Your task:
Without including any images, repeat the data exactly.

Raw data:
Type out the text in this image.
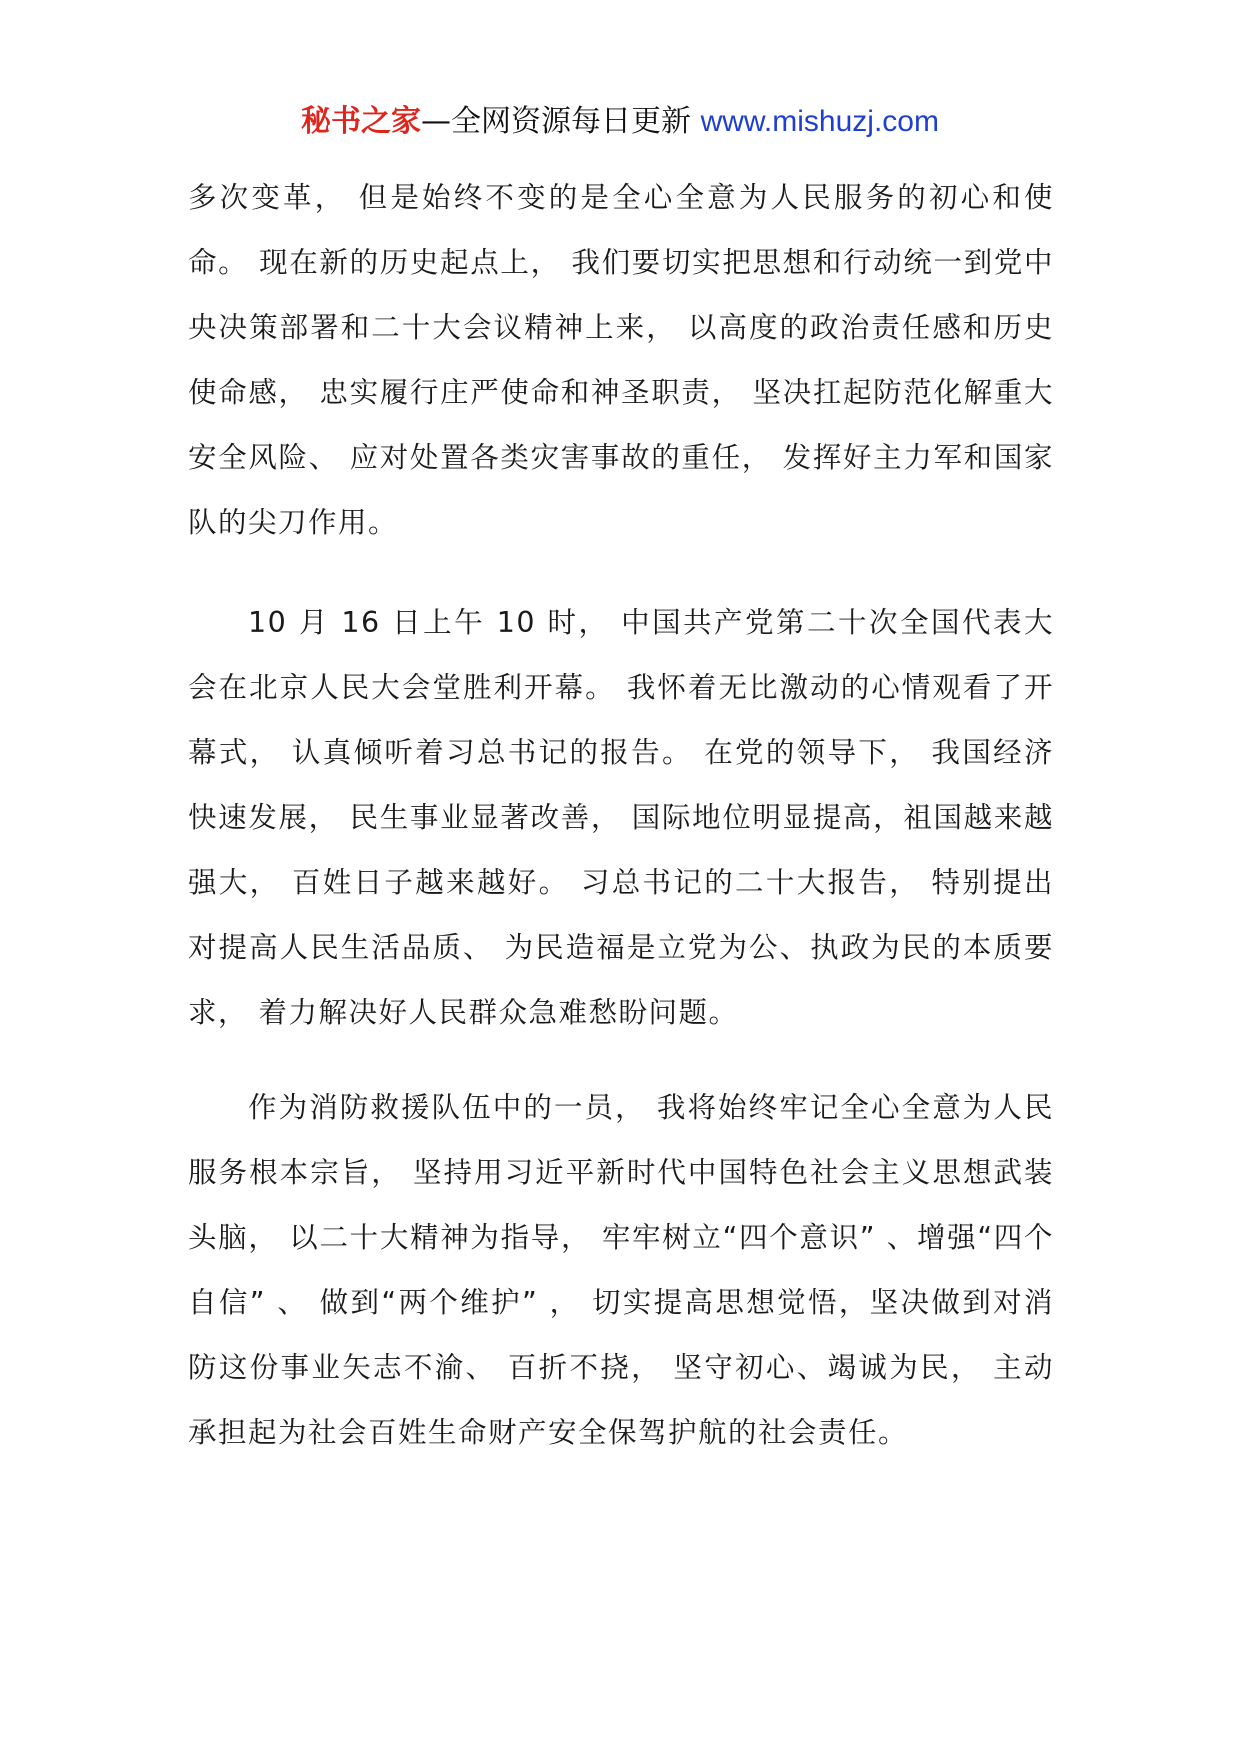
秘书之家—全网资源每日更新 www.mishuzj.com

多次变革， 但是始终不变的是全心全意为人民服务的初心和使命。 现在新的历史起点上， 我们要切实把思想和行动统一到党中央决策部署和二十大会议精神上来， 以高度的政治责任感和历史使命感， 忠实履行庄严使命和神圣职责， 坚决扛起防范化解重大安全风险、 应对处置各类灾害事故的重任， 发挥好主力军和国家队的尖刀作用。

10 月 16 日上午 10 时， 中国共产党第二十次全国代表大会在北京人民大会堂胜利开幕。 我怀着无比激动的心情观看了开幕式， 认真倾听着习总书记的报告。 在党的领导下， 我国经济快速发展， 民生事业显著改善， 国际地位明显提高，祖国越来越强大， 百姓日子越来越好。 习总书记的二十大报告， 特别提出对提高人民生活品质、 为民造福是立党为公、执政为民的本质要求， 着力解决好人民群众急难愁盼问题。

作为消防救援队伍中的一员， 我将始终牢记全心全意为人民服务根本宗旨， 坚持用习近平新时代中国特色社会主义思想武装头脑， 以二十大精神为指导， 牢牢树立“四个意识” 、增强“四个自信” 、 做到“两个维护” ， 切实提高思想觉悟，坚决做到对消防这份事业矢志不渝、 百折不挠， 坚守初心、竭诚为民， 主动承担起为社会百姓生命财产安全保驾护航的社会责任。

Final result:
Type out the text in this image.
秘书之家—全网资源每日更新 www.mishuzj.com

多次变革， 但是始终不变的是全心全意为人民服务的初心和使命。 现在新的历史起点上， 我们要切实把思想和行动统一到党中央决策部署和二十大会议精神上来， 以高度的政治责任感和历史使命感， 忠实履行庄严使命和神圣职责， 坚决扛起防范化解重大安全风险、 应对处置各类灾害事故的重任， 发挥好主力军和国家队的尖刀作用。

10 月 16 日上午 10 时， 中国共产党第二十次全国代表大会在北京人民大会堂胜利开幕。 我怀着无比激动的心情观看了开幕式， 认真倾听着习总书记的报告。 在党的领导下， 我国经济快速发展， 民生事业显著改善， 国际地位明显提高，祖国越来越强大， 百姓日子越来越好。 习总书记的二十大报告， 特别提出对提高人民生活品质、 为民造福是立党为公、执政为民的本质要求， 着力解决好人民群众急难愁盼问题。

作为消防救援队伍中的一员， 我将始终牢记全心全意为人民服务根本宗旨， 坚持用习近平新时代中国特色社会主义思想武装头脑， 以二十大精神为指导， 牢牢树立“四个意识” 、增强“四个自信” 、 做到“两个维护” ， 切实提高思想觉悟，坚决做到对消防这份事业矢志不渝、 百折不挠， 坚守初心、竭诚为民， 主动承担起为社会百姓生命财产安全保驾护航的社会责任。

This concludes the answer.